- _TASK TO COMPLETE_: Can you quote the records below in full, word for word?

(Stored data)

# # # #

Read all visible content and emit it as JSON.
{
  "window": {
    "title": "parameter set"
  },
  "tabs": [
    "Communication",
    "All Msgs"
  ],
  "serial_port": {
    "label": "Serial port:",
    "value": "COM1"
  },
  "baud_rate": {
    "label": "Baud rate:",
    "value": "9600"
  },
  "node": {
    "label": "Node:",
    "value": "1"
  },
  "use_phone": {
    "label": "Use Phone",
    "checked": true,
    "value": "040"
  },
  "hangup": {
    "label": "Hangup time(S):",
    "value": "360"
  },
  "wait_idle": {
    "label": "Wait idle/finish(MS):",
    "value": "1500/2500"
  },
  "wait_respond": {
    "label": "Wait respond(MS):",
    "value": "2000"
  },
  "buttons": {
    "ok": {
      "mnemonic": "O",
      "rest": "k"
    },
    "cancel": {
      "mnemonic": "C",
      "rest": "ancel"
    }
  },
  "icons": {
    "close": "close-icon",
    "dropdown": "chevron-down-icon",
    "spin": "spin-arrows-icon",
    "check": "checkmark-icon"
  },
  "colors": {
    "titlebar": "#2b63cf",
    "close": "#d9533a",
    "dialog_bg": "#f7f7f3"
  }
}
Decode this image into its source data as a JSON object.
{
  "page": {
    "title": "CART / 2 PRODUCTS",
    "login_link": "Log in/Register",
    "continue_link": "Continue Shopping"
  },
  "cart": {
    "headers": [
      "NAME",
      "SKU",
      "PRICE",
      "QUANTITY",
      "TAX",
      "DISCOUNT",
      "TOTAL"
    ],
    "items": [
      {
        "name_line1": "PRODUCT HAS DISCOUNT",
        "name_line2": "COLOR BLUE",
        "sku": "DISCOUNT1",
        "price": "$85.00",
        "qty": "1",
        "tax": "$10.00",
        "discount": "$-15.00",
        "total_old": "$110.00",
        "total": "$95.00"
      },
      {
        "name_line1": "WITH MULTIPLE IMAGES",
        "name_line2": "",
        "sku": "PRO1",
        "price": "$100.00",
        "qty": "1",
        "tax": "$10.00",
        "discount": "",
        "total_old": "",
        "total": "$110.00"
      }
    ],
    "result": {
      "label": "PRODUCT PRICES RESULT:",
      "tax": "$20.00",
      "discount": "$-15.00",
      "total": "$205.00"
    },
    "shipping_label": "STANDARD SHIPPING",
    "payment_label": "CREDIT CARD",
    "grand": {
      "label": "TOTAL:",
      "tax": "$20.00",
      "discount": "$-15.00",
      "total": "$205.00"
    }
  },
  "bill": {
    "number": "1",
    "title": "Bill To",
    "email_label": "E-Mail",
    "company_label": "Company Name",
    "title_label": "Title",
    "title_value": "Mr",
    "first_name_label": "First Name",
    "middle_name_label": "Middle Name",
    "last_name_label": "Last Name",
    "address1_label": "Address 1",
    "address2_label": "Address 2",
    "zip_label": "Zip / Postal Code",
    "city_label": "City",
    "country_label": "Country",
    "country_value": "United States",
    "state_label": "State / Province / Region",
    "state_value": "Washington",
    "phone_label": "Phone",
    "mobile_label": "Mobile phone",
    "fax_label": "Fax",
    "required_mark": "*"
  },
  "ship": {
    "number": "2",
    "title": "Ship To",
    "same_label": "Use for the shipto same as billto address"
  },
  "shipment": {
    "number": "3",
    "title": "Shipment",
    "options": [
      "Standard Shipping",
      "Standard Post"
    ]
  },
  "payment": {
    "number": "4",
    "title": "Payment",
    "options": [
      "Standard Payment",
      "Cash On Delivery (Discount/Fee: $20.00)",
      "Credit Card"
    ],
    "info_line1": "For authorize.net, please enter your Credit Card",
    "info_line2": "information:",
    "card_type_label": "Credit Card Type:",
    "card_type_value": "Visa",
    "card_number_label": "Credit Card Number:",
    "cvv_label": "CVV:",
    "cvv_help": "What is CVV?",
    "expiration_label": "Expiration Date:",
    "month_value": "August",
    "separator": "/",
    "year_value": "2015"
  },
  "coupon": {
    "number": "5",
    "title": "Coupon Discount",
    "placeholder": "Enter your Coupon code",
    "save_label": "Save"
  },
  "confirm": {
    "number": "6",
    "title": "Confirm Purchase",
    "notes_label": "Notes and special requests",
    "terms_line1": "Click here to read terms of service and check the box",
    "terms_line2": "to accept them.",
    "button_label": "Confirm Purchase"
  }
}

# # # #

- _COMPLETE OUTPUT_:
Read all visible content and emit it as JSON.
{
  "window": {
    "title": "parameter set"
  },
  "tabs": [
    "Communication",
    "All Msgs"
  ],
  "serial_port": {
    "label": "Serial port:",
    "value": "COM1"
  },
  "baud_rate": {
    "label": "Baud rate:",
    "value": "9600"
  },
  "node": {
    "label": "Node:",
    "value": "1"
  },
  "use_phone": {
    "label": "Use Phone",
    "checked": true,
    "value": "040"
  },
  "hangup": {
    "label": "Hangup time(S):",
    "value": "360"
  },
  "wait_idle": {
    "label": "Wait idle/finish(MS):",
    "value": "1500/2500"
  },
  "wait_respond": {
    "label": "Wait respond(MS):",
    "value": "2000"
  },
  "buttons": {
    "ok": {
      "mnemonic": "O",
      "rest": "k"
    },
    "cancel": {
      "mnemonic": "C",
      "rest": "ancel"
    }
  },
  "icons": {
    "close": "close-icon",
    "dropdown": "chevron-down-icon",
    "spin": "spin-arrows-icon",
    "check": "checkmark-icon"
  },
  "colors": {
    "titlebar": "#2b63cf",
    "close": "#d9533a",
    "dialog_bg": "#f7f7f3"
  }
}
Decode this image into its source data as a JSON object.
{
  "page": {
    "title": "CART / 2 PRODUCTS",
    "login_link": "Log in/Register",
    "continue_link": "Continue Shopping"
  },
  "cart": {
    "headers": [
      "NAME",
      "SKU",
      "PRICE",
      "QUANTITY",
      "TAX",
      "DISCOUNT",
      "TOTAL"
    ],
    "items": [
      {
        "name_line1": "PRODUCT HAS DISCOUNT",
        "name_line2": "COLOR BLUE",
        "sku": "DISCOUNT1",
        "price": "$85.00",
        "qty": "1",
        "tax": "$10.00",
        "discount": "$-15.00",
        "total_old": "$110.00",
        "total": "$95.00"
      },
      {
        "name_line1": "WITH MULTIPLE IMAGES",
        "name_line2": "",
        "sku": "PRO1",
        "price": "$100.00",
        "qty": "1",
        "tax": "$10.00",
        "discount": "",
        "total_old": "",
        "total": "$110.00"
      }
    ],
    "result": {
      "label": "PRODUCT PRICES RESULT:",
      "tax": "$20.00",
      "discount": "$-15.00",
      "total": "$205.00"
    },
    "shipping_label": "STANDARD SHIPPING",
    "payment_label": "CREDIT CARD",
    "grand": {
      "label": "TOTAL:",
      "tax": "$20.00",
      "discount": "$-15.00",
      "total": "$205.00"
    }
  },
  "bill": {
    "number": "1",
    "title": "Bill To",
    "email_label": "E-Mail",
    "company_label": "Company Name",
    "title_label": "Title",
    "title_value": "Mr",
    "first_name_label": "First Name",
    "middle_name_label": "Middle Name",
    "last_name_label": "Last Name",
    "address1_label": "Address 1",
    "address2_label": "Address 2",
    "zip_label": "Zip / Postal Code",
    "city_label": "City",
    "country_label": "Country",
    "country_value": "United States",
    "state_label": "State / Province / Region",
    "state_value": "Washington",
    "phone_label": "Phone",
    "mobile_label": "Mobile phone",
    "fax_label": "Fax",
    "required_mark": "*"
  },
  "ship": {
    "number": "2",
    "title": "Ship To",
    "same_label": "Use for the shipto same as billto address"
  },
  "shipment": {
    "number": "3",
    "title": "Shipment",
    "options": [
      "Standard Shipping",
      "Standard Post"
    ]
  },
  "payment": {
    "number": "4",
    "title": "Payment",
    "options": [
      "Standard Payment",
      "Cash On Delivery (Discount/Fee: $20.00)",
      "Credit Card"
    ],
    "info_line1": "For authorize.net, please enter your Credit Card",
    "info_line2": "information:",
    "card_type_label": "Credit Card Type:",
    "card_type_value": "Visa",
    "card_number_label": "Credit Card Number:",
    "cvv_label": "CVV:",
    "cvv_help": "What is CVV?",
    "expiration_label": "Expiration Date:",
    "month_value": "August",
    "separator": "/",
    "year_value": "2015"
  },
  "coupon": {
    "number": "5",
    "title": "Coupon Discount",
    "placeholder": "Enter your Coupon code",
    "save_label": "Save"
  },
  "confirm": {
    "number": "6",
    "title": "Confirm Purchase",
    "notes_label": "Notes and special requests",
    "terms_line1": "Click here to read terms of service and check the box",
    "terms_line2": "to accept them.",
    "button_label": "Confirm Purchase"
  }
}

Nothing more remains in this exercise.